Task statement — Where the string "采用电气化机车" occurs in the material below, report the whole line.

Input for this task —
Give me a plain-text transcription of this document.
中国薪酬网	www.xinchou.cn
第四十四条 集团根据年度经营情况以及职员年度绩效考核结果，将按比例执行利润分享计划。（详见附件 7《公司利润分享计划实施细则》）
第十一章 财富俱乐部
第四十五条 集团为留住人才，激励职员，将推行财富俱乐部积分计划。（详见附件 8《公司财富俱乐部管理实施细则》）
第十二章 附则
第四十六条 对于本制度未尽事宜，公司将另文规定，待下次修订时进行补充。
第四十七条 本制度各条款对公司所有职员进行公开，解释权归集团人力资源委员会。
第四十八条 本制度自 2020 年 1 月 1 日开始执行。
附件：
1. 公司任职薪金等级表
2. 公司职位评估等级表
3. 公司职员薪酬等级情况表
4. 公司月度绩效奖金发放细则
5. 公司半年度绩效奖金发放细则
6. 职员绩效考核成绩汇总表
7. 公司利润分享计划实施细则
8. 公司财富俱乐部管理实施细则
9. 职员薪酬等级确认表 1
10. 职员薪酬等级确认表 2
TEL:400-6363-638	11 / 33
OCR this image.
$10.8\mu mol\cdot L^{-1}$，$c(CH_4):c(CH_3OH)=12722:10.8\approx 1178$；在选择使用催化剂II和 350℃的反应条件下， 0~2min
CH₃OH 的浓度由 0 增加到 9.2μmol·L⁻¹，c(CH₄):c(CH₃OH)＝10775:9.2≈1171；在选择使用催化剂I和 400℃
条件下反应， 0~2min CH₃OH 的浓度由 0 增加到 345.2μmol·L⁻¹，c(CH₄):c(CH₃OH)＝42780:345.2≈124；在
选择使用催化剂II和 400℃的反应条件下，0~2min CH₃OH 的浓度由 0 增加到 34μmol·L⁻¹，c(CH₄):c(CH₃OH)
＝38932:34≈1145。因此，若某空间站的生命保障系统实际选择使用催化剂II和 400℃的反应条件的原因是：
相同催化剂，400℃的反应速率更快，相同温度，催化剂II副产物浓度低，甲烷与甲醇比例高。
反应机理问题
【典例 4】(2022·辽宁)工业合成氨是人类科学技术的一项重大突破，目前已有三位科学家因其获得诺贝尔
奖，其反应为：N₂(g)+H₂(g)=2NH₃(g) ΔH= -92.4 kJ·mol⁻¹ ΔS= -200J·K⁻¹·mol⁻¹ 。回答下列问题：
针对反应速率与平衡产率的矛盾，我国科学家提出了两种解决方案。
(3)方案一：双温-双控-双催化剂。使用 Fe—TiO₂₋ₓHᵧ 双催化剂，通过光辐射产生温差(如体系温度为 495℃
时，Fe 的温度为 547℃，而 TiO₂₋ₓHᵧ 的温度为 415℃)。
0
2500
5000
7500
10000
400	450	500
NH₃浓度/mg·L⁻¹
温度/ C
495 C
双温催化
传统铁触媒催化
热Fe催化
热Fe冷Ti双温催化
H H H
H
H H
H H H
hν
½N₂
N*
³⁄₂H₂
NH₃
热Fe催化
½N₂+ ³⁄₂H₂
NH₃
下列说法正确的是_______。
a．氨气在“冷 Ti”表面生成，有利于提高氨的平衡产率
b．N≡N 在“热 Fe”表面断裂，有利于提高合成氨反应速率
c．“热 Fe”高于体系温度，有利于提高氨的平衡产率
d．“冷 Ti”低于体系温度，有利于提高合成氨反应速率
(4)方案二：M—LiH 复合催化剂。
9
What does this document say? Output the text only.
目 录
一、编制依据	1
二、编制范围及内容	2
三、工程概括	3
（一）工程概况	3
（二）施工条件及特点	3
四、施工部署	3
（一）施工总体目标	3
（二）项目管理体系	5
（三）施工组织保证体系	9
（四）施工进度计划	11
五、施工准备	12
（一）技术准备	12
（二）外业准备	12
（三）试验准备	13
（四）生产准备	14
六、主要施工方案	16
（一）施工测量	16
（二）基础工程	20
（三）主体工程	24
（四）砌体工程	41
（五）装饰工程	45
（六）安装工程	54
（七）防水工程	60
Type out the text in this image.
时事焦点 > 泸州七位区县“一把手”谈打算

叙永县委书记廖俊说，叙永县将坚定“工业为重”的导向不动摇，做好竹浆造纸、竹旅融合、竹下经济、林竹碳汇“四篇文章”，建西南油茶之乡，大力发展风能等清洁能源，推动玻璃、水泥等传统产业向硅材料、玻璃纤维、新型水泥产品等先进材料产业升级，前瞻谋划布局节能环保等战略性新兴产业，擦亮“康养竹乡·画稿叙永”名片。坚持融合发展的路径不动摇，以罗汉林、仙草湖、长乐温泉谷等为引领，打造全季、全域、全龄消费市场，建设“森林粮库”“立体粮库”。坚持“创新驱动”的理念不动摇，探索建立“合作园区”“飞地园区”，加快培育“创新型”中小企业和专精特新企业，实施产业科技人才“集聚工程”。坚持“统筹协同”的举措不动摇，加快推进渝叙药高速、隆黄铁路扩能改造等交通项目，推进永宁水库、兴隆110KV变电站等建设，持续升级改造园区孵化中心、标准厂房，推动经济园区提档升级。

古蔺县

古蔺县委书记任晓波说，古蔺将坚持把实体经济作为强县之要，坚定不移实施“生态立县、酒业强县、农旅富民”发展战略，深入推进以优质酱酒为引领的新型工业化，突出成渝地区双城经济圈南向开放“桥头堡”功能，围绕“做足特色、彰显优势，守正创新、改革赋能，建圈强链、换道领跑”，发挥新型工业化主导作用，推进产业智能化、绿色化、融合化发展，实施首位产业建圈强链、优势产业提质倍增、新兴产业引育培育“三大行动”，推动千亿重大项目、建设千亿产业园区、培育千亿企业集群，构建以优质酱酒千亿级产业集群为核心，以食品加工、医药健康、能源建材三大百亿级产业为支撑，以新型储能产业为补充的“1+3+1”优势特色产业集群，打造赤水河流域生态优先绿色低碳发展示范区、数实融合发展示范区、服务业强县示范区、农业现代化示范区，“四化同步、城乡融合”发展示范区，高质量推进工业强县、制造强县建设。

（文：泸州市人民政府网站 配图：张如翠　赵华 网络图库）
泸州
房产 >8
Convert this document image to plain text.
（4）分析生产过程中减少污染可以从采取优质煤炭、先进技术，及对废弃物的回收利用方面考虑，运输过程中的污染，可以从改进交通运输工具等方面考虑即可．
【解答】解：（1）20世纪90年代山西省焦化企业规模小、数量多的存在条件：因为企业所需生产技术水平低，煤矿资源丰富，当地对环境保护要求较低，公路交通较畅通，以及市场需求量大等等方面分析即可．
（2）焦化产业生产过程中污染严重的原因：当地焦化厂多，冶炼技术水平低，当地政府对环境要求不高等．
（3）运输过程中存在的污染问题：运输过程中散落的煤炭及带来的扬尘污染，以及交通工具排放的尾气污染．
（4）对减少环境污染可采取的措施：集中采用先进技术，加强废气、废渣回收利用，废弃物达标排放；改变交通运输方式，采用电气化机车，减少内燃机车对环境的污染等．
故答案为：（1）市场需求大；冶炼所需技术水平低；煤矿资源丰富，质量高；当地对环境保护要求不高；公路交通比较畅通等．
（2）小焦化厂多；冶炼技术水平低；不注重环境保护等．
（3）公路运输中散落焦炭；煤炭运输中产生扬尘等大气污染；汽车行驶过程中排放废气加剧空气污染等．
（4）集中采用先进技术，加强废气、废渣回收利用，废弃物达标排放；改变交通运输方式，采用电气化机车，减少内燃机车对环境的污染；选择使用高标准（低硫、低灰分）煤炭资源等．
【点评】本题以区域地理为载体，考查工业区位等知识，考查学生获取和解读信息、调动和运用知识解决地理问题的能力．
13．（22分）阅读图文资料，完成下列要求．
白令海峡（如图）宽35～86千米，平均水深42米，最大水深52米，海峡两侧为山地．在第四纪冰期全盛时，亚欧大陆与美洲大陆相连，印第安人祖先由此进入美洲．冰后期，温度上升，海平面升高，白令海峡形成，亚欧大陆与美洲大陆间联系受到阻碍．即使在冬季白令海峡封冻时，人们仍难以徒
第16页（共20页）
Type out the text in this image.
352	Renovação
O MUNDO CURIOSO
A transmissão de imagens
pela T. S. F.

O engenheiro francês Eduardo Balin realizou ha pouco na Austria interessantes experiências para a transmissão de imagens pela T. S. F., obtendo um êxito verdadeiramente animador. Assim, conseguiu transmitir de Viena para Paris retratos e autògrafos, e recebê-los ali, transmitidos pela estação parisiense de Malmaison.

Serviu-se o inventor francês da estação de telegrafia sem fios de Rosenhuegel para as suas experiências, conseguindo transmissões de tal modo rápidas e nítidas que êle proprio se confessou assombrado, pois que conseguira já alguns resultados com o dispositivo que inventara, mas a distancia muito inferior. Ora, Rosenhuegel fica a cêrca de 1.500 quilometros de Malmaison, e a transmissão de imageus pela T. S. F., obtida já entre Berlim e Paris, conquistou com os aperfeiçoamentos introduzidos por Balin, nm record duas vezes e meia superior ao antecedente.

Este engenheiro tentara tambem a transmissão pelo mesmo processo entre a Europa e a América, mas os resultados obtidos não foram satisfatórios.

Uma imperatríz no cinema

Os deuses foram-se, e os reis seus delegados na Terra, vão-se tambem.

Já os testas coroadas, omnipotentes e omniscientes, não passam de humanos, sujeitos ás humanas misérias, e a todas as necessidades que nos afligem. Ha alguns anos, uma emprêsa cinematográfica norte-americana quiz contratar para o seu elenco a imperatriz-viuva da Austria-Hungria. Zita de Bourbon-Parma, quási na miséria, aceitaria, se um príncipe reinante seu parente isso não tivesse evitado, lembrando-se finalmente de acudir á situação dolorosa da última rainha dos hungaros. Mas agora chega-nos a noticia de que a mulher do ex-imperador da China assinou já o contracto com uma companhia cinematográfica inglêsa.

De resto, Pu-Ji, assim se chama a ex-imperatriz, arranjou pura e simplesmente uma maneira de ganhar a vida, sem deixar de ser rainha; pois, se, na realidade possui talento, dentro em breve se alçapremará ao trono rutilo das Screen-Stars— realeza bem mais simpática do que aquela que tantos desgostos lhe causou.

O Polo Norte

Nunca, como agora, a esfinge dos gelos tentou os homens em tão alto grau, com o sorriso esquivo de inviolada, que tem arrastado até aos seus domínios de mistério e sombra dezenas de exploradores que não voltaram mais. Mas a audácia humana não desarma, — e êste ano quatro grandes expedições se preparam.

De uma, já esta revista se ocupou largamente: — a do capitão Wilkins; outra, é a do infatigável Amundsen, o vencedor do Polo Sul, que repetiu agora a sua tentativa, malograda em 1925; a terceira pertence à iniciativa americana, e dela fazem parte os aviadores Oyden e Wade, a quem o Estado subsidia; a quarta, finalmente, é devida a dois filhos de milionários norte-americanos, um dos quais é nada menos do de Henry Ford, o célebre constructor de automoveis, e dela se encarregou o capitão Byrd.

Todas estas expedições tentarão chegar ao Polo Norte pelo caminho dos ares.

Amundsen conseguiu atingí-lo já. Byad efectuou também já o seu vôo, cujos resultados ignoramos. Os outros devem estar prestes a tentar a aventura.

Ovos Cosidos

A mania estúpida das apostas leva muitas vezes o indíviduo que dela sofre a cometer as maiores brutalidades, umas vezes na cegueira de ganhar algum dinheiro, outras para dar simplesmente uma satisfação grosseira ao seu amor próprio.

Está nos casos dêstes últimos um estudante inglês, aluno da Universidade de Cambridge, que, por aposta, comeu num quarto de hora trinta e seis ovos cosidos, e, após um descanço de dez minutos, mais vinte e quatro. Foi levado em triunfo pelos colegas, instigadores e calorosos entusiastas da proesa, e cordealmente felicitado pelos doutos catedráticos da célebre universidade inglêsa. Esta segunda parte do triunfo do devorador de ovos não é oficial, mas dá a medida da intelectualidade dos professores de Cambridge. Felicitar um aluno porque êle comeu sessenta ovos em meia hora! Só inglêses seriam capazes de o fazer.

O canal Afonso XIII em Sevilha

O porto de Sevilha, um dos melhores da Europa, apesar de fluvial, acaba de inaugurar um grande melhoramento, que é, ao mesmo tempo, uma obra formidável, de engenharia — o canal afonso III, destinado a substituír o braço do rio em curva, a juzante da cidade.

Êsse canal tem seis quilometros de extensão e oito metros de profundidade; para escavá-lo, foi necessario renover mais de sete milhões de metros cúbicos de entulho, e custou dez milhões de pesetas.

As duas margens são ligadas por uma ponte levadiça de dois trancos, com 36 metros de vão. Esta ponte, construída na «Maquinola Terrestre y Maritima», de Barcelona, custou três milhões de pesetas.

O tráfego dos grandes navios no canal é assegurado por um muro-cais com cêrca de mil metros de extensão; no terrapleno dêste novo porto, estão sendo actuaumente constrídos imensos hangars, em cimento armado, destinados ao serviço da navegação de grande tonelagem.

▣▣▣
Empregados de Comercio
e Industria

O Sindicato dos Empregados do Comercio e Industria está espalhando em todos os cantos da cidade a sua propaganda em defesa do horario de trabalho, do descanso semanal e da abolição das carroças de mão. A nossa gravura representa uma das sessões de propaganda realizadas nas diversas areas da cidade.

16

Worked answer —
（4）对减少环境污染可采取的措施：集中采用先进技术，加强废气、废渣回收利用，废弃物达标排放；改变交通运输方式，采用电气化机车，减少内燃机车对环境的污染等．
（4）集中采用先进技术，加强废气、废渣回收利用，废弃物达标排放；改变交通运输方式，采用电气化机车，减少内燃机车对环境的污染；选择使用高标准（低硫、低灰分）煤炭资源等．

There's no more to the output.